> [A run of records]
•••
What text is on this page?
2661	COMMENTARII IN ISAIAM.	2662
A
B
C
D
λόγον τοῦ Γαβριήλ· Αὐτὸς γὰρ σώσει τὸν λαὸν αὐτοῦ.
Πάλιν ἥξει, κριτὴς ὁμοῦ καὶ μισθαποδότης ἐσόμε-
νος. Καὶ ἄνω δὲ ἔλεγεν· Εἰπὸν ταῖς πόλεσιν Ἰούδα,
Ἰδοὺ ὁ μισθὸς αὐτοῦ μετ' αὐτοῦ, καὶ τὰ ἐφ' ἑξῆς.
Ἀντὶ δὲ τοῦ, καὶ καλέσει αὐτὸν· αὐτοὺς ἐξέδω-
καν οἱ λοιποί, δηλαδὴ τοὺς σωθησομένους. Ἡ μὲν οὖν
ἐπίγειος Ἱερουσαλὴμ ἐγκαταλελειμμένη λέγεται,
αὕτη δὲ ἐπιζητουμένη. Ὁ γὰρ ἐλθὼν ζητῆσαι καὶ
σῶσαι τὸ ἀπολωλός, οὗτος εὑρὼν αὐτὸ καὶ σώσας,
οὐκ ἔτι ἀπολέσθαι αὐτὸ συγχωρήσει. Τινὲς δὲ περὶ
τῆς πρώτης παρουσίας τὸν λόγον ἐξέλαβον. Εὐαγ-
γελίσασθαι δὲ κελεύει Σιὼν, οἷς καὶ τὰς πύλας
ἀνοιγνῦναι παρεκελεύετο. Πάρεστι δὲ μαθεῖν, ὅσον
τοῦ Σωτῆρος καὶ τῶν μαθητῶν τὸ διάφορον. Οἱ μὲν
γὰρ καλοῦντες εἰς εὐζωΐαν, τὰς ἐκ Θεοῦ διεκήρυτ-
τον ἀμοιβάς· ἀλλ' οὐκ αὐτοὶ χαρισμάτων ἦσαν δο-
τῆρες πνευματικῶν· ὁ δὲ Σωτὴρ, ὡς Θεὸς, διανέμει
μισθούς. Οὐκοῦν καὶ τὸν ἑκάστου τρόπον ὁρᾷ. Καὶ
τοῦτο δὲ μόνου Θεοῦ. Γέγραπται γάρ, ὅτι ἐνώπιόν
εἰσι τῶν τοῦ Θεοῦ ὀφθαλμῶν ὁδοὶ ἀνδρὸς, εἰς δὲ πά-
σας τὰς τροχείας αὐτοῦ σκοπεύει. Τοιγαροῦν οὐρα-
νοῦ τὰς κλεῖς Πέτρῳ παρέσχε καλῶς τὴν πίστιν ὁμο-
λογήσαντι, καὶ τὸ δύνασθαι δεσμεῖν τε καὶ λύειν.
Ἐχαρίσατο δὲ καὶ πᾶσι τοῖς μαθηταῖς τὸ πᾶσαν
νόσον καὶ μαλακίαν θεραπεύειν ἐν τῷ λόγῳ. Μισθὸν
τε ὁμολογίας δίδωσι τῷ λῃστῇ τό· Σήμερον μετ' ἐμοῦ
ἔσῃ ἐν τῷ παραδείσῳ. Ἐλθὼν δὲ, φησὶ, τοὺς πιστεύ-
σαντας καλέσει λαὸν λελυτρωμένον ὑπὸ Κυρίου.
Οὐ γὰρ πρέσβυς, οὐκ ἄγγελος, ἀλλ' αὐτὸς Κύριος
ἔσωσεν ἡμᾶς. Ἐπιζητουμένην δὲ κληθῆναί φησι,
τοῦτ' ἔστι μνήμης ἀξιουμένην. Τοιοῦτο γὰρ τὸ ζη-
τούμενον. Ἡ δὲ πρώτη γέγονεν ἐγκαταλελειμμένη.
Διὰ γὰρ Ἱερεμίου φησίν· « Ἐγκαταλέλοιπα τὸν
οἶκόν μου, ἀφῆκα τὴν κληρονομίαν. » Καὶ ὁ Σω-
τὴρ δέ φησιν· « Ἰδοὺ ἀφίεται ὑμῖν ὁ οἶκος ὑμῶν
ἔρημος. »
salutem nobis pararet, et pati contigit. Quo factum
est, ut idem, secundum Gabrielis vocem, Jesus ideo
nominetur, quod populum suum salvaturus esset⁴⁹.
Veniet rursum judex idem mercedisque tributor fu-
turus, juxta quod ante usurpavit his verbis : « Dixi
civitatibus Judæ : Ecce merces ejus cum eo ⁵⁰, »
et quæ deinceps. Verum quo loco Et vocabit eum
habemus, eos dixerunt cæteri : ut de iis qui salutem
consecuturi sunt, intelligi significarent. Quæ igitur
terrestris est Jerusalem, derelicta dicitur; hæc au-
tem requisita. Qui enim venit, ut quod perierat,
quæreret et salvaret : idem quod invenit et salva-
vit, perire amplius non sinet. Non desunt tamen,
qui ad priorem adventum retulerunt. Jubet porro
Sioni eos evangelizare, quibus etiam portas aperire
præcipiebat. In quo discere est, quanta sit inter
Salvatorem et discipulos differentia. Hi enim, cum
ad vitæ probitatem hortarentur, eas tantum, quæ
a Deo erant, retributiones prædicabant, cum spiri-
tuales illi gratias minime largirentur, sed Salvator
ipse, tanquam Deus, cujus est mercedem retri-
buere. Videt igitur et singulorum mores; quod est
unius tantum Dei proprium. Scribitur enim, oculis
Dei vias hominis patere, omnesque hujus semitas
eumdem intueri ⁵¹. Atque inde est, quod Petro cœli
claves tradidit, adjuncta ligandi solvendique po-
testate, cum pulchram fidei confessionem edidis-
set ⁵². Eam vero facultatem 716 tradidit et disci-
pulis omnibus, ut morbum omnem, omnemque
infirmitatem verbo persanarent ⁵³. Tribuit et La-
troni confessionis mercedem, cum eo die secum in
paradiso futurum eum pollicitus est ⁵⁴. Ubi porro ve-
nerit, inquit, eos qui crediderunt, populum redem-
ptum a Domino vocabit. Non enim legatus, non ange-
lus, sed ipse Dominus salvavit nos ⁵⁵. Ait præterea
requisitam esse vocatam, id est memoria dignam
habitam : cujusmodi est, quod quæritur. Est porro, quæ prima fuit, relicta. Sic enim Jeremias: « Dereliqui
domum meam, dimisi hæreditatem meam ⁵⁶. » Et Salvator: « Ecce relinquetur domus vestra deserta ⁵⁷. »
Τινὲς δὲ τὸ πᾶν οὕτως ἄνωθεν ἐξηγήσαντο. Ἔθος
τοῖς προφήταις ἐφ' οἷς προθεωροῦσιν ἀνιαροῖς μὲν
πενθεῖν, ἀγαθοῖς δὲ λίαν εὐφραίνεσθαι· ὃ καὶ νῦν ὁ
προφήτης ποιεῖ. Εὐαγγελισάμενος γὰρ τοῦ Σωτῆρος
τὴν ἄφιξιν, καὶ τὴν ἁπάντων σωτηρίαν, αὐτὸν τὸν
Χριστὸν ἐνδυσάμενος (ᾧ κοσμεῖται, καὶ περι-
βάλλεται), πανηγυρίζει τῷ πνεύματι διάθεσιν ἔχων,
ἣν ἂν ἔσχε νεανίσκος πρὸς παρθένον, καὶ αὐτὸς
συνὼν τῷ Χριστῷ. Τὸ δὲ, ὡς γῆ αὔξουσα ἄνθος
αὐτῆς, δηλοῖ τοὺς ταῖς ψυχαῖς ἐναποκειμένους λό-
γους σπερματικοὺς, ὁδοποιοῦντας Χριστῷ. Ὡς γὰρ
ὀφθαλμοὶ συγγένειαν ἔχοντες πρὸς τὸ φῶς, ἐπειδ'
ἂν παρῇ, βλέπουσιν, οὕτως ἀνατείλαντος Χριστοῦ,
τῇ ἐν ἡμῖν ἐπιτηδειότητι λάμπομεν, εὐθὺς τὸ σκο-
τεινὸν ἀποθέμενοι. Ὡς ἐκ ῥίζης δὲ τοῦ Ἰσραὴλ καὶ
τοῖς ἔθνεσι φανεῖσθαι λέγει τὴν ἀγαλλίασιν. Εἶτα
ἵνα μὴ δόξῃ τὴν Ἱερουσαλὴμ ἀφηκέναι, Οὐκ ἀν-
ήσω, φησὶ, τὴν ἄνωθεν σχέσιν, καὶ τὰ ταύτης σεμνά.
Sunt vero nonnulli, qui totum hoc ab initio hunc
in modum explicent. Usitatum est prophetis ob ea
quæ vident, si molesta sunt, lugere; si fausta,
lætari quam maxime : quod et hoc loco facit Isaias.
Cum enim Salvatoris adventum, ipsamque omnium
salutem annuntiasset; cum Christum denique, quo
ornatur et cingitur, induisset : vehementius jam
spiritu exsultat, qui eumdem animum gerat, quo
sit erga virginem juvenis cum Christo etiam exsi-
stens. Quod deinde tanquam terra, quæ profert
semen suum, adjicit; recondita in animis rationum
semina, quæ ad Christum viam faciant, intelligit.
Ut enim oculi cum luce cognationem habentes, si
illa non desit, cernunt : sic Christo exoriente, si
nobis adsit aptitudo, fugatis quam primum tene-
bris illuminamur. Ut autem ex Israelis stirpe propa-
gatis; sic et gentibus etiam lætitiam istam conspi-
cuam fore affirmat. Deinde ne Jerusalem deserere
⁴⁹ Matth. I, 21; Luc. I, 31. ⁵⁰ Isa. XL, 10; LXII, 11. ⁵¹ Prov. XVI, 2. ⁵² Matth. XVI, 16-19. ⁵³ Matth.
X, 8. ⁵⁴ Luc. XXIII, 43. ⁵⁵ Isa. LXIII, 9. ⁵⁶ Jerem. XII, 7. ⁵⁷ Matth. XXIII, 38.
•••
Every line that holds the word "igitur" should be extracted.

> [Answer below]
consecuturi sunt, intelligi significarent. Quæ igitur
buere. Videt igitur et singulorum mores; quod est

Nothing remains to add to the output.